QUÉ HARÁS:
(1) En el fragmento sobre el algoritmo de Viterbi, ¿qué índice recibe la etiqueta 'NOUN' en tag_state_dict?
(2) Continúa el fragmento sobre el algoritmo de Viterbi a partir de su última línea de código.

FRAGMENTO:
##########

# Viterbi Algorithm with Python

## Setup

In [39]:
import numpy as np
from conllu import parse_incr

import nltk
from nltk import word_tokenize
from nltk.corpus import treebank
from nltk.tag import hmm

from sklearn.model_selection import train_test_split

In [2]:
nltk.download("punkt")
nltk.download("treebank")

[nltk_data] Downloading package punkt to
[nltk_data]     /Users/mmenendezg/nltk_data...
[nltk_data]   Package punkt is already up-to-date!
[nltk_data] Downloading package treebank to
[nltk_data]     /Users/mmenendezg/nltk_data...
[nltk_data]   Package treebank is already up-to-date!


True

In [3]:
ANCORA_PATH = "data/UD_Spanish-AnCora/es_ancora-ud-dev.conllu"

## Load pretrained model

In [4]:
transition_prob_dict = np.load("npy_files/transition_hmm.npy", allow_pickle=True).item()
emission_prob_dict = np.load("npy_files/emission_hmm.npy", allow_pickle=True).item()

In [5]:
state_set = sorted(set([w.split("|")[1] for w in list(emission_prob_dict.keys())]))

In [6]:
tag_state_dict = {}
for i, state in enumerate(state_set):
    tag_state_dict[state] = i
tag_state_dict

{'ADJ': 0,
 'ADP': 1,
 'ADV': 2,
 'AUX': 3,
 'CCONJ': 4,
 'DET': 5,
 'INTJ': 6,
 'NOUN': 7,
 'NUM': 8,
 'PART': 9,
 'PRON': 10,
 'PROPN': 11,
 'PUNCT': 12,
 'SCONJ': 13,
 'SYM': 14,
 'VERB': 15,
 '_': 16}

## Initial distribution of hidden states

In [7]:
wordlist = []
data_file = open(ANCORA_PATH, "r", encoding="utf-8")

##########

CONJUNTO DE DATOS:
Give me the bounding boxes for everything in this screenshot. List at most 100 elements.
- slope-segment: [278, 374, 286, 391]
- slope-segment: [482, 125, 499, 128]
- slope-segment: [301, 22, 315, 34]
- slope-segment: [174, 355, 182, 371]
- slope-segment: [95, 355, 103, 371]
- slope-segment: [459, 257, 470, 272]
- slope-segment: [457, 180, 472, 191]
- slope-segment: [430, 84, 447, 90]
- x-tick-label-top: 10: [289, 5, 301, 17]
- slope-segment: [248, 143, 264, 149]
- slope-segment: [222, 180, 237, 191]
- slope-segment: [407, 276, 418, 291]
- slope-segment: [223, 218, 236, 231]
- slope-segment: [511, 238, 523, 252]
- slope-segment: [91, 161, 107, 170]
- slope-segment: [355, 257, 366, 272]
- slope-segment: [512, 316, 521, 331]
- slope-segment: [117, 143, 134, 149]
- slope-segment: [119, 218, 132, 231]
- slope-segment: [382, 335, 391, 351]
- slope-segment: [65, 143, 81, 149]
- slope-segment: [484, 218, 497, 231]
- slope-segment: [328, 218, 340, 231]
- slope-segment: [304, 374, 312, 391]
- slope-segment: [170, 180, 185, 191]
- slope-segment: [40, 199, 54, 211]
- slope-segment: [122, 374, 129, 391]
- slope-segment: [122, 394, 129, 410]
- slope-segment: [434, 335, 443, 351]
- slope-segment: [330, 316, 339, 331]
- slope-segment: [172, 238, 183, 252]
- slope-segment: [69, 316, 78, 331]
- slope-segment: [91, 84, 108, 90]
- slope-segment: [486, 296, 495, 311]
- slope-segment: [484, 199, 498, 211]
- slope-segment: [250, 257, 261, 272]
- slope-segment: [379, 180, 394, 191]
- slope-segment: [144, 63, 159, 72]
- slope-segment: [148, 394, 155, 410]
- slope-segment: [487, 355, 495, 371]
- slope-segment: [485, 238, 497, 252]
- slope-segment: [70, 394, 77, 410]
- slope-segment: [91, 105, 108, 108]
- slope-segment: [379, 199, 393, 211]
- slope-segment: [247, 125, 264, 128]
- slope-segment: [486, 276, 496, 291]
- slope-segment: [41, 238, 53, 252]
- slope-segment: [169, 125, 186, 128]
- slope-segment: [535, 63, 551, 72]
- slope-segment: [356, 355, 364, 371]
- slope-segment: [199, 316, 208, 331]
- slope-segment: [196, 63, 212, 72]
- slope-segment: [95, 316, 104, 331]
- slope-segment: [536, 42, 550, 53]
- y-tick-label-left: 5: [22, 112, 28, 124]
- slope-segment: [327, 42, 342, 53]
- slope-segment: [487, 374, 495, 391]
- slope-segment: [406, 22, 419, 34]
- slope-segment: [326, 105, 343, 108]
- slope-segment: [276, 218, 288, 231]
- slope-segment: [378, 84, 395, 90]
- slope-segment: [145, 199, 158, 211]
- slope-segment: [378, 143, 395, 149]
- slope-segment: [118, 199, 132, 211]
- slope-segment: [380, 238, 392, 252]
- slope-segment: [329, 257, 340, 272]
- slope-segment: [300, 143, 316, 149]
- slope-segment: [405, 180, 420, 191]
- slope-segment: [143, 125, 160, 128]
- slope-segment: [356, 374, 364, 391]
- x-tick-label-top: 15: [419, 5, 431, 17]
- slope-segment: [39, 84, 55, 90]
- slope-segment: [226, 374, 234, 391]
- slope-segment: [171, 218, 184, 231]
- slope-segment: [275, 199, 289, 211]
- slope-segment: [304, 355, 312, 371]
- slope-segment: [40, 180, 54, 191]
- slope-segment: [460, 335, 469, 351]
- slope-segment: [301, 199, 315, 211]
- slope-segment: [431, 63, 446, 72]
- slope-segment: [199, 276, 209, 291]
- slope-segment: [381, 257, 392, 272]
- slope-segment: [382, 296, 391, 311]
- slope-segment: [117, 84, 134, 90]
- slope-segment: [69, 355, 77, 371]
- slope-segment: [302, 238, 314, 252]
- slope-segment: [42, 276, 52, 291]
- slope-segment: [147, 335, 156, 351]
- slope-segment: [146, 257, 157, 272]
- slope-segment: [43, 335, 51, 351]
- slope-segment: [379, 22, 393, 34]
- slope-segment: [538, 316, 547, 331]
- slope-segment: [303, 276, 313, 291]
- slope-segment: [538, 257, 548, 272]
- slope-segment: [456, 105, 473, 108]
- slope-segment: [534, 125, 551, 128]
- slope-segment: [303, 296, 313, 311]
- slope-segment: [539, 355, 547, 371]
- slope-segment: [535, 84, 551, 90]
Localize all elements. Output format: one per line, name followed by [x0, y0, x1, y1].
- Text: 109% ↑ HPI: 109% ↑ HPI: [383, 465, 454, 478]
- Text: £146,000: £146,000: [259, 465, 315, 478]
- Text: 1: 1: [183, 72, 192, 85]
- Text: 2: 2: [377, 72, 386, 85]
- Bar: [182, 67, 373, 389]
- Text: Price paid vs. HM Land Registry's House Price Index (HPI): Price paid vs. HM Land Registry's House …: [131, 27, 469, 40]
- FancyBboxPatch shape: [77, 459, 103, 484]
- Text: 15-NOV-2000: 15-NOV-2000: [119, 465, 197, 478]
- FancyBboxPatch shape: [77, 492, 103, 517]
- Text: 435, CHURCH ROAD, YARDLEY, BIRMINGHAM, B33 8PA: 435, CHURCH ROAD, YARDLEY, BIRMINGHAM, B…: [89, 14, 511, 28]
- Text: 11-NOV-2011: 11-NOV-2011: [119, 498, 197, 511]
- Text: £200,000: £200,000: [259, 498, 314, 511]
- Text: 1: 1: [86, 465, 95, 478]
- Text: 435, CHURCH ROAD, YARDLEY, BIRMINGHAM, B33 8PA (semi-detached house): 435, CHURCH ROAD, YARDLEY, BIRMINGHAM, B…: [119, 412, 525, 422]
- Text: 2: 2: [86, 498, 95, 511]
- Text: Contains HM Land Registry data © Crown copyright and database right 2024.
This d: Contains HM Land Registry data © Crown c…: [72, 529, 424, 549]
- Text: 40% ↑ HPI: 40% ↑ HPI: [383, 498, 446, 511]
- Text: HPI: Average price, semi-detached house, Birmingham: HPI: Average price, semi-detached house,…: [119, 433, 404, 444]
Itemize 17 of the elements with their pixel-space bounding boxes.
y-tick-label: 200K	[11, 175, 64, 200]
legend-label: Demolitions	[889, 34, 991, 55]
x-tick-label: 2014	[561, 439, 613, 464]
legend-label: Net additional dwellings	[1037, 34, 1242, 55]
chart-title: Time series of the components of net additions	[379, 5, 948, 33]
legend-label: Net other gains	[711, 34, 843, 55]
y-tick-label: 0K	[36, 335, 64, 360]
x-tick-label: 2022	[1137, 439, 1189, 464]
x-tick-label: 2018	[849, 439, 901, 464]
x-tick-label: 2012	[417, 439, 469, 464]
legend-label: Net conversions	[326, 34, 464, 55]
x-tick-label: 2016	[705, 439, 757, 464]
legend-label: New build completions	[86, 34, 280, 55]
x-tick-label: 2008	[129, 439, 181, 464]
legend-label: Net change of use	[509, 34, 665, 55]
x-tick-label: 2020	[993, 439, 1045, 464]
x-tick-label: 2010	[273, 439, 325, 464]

##########

SOLUCIONES:
(1) 7

(2)
count = 0
init_tag_state_prob = {} #\rho_i^(o)

In [8]:
for tokenlist in parse_incr(data_file):
    count += 1
    tag = tokenlist[0]["upos"]
    if tag in init_tag_state_prob.keys():
        init_tag_state_prob[tag] += 1
    else:
        init_tag_state_prob[tag] = 1

for key in init_tag_state_prob.keys():
    init_tag_state_prob[key] /= count

init_tag_state_prob

{'DET': 0.36275695284159615,
 'PROPN': 0.1124546553808948,
 'ADP': 0.15538089480048367,
 'PRON': 0.06348246674727932,
 'SCONJ': 0.02418379685610641,
 'ADV': 0.056831922611850064,
 'PUNCT': 0.08222490931076179,
 'VERB': 0.021160822249093107,
 'ADJ': 0.010882708585247884,
 'CCONJ': 0.032648125755743655,
 'NOUN': 0.02720677146311971,
 '_': 0.009068923821039904,
 'INTJ': 0.0006045949214026602,
 'AUX': 0.019347037484885126,
 'NUM': 0.01995163240628779,
 'PART': 0.0018137847642079807}

In [9]:
# Verify that all probs sum 1
np.array([value for value in init_tag_state_prob.values()]).sum()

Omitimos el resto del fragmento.